EXERCISE DESCRIPTION
Your task is to extract every line from the material below exactly.

Entries taken from a collection
----------------------------------------

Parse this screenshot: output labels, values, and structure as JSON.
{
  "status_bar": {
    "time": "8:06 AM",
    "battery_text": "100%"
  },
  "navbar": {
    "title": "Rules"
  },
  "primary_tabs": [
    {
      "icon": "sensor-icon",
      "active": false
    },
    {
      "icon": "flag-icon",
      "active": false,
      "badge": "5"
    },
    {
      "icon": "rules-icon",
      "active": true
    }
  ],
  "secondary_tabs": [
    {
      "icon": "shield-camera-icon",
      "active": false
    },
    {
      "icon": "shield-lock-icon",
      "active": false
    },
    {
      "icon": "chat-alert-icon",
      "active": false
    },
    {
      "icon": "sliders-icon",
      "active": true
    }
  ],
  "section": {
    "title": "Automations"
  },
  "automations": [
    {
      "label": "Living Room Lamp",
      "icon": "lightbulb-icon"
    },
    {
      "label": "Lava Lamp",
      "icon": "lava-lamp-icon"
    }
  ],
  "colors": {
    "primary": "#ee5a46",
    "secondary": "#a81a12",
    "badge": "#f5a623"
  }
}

----------------------------------------

SOLUTION FOR THIS EXERCISE
Parse this screenshot: output labels, values, and structure as JSON.
{
  "status_bar": {
    "time": "8:06 AM",
    "battery_text": "100%"
  },
  "navbar": {
    "title": "Rules"
  },
  "primary_tabs": [
    {
      "icon": "sensor-icon",
      "active": false
    },
    {
      "icon": "flag-icon",
      "active": false,
      "badge": "5"
    },
    {
      "icon": "rules-icon",
      "active": true
    }
  ],
  "secondary_tabs": [
    {
      "icon": "shield-camera-icon",
      "active": false
    },
    {
      "icon": "shield-lock-icon",
      "active": false
    },
    {
      "icon": "chat-alert-icon",
      "active": false
    },
    {
      "icon": "sliders-icon",
      "active": true
    }
  ],
  "section": {
    "title": "Automations"
  },
  "automations": [
    {
      "label": "Living Room Lamp",
      "icon": "lightbulb-icon"
    },
    {
      "label": "Lava Lamp",
      "icon": "lava-lamp-icon"
    }
  ],
  "colors": {
    "primary": "#ee5a46",
    "secondary": "#a81a12",
    "badge": "#f5a623"
  }
}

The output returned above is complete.